DATA SUPPLIED:
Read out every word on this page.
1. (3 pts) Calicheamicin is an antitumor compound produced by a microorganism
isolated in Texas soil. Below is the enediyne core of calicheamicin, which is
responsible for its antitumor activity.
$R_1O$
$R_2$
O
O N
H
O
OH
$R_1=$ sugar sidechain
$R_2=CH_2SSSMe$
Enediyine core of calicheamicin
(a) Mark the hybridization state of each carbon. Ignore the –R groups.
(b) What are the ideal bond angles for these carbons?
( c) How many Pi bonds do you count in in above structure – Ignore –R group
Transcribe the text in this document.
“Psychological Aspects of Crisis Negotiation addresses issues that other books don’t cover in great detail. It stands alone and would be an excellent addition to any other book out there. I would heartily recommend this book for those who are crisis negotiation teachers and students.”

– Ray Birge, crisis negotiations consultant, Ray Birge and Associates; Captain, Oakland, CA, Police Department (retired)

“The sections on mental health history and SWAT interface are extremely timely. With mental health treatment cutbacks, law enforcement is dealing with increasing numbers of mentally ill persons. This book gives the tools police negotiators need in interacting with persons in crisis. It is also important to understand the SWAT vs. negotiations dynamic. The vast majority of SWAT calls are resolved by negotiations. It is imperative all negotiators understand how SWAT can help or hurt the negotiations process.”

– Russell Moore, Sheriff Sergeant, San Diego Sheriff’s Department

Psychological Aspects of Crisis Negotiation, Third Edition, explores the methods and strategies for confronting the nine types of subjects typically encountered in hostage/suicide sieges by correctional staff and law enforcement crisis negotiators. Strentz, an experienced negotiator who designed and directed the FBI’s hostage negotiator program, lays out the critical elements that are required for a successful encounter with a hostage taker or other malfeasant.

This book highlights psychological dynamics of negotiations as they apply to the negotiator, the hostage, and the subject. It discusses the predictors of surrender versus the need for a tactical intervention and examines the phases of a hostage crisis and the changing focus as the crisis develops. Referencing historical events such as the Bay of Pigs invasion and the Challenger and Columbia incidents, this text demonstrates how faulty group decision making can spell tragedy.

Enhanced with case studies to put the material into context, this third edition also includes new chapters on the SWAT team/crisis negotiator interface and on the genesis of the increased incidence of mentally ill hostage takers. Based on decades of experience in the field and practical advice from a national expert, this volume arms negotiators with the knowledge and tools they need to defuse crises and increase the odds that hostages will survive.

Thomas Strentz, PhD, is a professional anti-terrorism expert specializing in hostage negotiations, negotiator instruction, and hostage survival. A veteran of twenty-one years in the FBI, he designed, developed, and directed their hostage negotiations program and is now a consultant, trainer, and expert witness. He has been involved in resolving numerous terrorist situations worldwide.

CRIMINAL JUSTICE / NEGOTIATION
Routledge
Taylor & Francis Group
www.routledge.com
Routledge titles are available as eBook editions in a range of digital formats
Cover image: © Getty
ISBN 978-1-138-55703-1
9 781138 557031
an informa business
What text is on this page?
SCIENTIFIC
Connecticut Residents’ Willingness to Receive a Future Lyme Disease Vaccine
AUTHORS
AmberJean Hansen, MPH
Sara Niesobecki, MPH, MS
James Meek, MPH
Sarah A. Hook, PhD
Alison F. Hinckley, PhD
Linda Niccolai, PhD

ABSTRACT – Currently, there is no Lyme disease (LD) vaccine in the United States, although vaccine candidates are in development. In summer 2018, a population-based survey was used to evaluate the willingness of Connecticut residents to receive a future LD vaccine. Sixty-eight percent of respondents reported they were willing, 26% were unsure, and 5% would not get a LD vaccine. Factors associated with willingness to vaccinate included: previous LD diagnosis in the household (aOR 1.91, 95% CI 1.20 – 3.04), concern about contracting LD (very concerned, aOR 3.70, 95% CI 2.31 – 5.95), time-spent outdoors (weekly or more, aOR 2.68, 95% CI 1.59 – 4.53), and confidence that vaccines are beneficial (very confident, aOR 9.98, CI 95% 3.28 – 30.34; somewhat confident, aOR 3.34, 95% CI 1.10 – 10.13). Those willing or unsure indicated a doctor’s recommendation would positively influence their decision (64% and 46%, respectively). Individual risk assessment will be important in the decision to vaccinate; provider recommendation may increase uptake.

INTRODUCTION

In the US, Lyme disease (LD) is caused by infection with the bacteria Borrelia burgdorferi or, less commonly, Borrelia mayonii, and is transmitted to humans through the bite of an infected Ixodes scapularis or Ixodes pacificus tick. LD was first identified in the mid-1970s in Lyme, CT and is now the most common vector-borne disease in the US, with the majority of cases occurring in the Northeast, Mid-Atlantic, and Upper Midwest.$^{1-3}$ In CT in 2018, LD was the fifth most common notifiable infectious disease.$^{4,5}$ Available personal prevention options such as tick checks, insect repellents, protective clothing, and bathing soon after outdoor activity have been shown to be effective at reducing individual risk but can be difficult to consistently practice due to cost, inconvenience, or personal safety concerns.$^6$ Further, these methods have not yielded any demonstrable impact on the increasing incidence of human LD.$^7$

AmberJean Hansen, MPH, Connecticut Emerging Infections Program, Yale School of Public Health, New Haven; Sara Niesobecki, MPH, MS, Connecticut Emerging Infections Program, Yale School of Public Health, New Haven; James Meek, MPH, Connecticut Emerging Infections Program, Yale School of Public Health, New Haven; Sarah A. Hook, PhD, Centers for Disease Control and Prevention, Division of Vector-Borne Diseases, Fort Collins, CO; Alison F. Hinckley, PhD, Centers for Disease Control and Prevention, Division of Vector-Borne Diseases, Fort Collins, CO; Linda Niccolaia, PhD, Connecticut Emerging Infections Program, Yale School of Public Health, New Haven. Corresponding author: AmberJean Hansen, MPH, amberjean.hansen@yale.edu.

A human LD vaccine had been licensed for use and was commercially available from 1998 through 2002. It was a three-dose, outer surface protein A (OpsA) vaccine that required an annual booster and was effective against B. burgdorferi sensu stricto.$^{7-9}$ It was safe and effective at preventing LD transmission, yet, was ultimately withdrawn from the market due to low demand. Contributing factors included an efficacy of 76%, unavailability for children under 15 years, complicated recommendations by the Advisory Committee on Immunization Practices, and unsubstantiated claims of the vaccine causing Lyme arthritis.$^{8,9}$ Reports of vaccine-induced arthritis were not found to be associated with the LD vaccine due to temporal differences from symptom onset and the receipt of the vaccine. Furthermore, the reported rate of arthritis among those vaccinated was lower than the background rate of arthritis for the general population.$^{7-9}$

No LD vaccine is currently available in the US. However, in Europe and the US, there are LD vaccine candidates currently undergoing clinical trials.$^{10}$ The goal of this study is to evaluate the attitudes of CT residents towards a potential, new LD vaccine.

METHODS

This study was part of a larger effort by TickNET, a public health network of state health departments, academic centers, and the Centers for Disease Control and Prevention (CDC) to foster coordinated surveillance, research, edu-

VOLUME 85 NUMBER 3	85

WHAT IS EXPECTED: The word "also" appears in some lines above. Return every one of those lines.

SOLUTION TO THE PROBLEM:
“The sections on mental health history and SWAT interface are extremely timely. With mental health treatment cutbacks, law enforcement is dealing with increasing numbers of mentally ill persons. This book gives the tools police negotiators need in interacting with persons in crisis. It is also important to understand the SWAT vs. negotiations dynamic. The vast majority of SWAT calls are resolved by negotiations. It is imperative all negotiators understand how SWAT can help or hurt the negotiations process.”
Enhanced with case studies to put the material into context, this third edition also includes new chapters on the SWAT team/crisis negotiator interface and on the genesis of the increased incidence of mentally ill hostage takers. Based on decades of experience in the field and practical advice from a national expert, this volume arms negotiators with the knowledge and tools they need to defuse crises and increase the odds that hostages will survive.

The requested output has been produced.